### RECORDS TO USE:
•••••

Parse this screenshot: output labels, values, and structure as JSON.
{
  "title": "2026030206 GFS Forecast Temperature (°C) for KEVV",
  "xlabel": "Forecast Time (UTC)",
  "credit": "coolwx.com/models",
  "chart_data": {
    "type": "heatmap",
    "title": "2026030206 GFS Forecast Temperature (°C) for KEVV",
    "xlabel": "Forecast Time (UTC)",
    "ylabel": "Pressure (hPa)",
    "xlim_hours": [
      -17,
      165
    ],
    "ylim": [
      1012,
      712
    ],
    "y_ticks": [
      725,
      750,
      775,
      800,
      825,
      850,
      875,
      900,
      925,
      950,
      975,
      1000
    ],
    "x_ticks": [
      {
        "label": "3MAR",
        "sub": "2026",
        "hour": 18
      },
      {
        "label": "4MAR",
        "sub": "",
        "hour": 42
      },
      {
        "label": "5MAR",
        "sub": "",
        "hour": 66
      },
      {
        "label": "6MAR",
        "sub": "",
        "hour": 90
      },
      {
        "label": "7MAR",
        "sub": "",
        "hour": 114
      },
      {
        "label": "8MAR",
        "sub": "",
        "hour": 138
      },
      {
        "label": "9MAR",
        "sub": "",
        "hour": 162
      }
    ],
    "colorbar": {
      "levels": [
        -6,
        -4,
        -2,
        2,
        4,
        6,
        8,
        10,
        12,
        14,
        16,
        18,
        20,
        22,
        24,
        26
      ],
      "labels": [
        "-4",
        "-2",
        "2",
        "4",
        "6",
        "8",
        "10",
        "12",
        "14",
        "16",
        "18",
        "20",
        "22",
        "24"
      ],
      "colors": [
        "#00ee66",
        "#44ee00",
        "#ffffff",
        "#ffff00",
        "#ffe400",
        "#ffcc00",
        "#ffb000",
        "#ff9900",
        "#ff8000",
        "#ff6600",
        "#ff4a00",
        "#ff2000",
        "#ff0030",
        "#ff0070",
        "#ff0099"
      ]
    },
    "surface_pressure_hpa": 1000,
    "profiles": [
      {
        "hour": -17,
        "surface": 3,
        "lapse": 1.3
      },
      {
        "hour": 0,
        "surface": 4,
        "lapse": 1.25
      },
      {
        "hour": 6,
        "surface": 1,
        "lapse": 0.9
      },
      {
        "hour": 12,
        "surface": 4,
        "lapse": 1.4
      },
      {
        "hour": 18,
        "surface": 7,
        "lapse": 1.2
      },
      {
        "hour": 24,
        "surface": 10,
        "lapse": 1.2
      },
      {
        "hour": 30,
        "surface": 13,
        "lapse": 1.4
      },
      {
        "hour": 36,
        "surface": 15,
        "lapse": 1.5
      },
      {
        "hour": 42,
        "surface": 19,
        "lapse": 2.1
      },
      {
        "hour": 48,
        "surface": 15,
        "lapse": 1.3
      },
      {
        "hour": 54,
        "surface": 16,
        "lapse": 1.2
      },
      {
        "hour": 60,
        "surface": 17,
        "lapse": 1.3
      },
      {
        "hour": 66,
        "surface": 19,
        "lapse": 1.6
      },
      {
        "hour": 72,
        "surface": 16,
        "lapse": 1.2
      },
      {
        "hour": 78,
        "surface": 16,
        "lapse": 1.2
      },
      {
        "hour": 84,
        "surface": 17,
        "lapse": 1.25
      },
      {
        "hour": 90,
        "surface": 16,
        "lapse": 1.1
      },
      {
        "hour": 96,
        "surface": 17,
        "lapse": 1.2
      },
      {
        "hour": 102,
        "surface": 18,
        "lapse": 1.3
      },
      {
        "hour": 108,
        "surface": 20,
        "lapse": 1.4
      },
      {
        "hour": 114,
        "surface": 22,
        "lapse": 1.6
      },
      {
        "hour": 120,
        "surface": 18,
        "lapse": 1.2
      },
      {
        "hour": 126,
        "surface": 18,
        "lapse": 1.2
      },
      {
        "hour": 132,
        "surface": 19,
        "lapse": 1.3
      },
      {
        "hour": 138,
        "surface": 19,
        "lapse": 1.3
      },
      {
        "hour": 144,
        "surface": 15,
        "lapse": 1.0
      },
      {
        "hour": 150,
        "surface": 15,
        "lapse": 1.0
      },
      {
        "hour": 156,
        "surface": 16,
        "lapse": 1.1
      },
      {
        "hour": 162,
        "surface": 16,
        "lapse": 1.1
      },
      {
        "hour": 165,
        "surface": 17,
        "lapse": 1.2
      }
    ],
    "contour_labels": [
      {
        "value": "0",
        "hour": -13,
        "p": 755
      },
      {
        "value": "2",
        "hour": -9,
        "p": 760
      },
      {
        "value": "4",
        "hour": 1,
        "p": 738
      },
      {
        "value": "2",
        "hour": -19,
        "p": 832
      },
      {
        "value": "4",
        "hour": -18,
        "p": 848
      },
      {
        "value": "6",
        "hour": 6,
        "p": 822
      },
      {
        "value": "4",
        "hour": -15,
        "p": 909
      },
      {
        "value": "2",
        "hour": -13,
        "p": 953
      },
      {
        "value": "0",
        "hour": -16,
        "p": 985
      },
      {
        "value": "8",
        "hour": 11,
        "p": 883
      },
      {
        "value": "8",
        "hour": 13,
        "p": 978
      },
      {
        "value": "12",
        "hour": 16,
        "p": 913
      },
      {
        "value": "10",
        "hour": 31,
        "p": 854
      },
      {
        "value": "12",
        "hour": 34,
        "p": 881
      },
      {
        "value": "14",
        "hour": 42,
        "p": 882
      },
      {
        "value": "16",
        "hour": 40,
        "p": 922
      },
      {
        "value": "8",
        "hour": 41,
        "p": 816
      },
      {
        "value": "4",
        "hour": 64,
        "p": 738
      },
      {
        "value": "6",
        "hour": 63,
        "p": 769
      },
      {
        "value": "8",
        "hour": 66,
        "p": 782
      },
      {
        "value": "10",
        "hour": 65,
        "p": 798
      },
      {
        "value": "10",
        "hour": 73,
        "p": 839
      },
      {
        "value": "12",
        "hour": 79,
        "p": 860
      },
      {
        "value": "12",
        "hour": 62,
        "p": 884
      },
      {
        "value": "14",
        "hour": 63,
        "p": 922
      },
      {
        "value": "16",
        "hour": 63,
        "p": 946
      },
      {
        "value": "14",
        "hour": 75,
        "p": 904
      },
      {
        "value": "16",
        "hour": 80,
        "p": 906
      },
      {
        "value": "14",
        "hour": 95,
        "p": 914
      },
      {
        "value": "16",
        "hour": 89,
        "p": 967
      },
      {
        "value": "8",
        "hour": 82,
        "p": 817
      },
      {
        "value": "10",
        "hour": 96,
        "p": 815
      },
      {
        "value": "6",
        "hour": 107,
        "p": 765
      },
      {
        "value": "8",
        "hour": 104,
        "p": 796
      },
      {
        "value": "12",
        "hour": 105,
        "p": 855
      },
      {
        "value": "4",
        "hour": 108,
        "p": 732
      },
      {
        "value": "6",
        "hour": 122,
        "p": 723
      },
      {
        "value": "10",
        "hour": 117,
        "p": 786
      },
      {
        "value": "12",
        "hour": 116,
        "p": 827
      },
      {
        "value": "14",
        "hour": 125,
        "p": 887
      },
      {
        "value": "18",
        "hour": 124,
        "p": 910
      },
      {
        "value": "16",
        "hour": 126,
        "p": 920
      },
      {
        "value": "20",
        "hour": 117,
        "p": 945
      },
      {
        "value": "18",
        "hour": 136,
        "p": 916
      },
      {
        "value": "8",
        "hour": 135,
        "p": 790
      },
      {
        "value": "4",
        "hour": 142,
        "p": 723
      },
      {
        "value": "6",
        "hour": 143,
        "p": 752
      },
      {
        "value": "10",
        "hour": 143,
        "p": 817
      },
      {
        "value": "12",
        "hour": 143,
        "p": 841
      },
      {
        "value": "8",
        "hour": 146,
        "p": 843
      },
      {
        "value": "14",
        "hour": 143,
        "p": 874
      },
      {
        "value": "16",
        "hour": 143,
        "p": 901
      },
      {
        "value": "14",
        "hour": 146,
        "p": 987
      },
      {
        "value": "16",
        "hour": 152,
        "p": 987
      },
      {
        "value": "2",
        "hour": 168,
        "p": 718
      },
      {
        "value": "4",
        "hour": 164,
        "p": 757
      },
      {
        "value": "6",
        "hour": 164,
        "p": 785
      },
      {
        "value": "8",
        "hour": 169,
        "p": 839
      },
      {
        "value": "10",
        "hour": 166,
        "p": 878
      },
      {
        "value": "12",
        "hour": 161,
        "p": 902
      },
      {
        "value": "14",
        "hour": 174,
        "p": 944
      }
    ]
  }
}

•••••

### OBJECTIVE:
Find the word "xlabel" and list each line it appears in.

### RESULT OF THE TASK:
  "xlabel": "Forecast Time (UTC)",
    "xlabel": "Forecast Time (UTC)",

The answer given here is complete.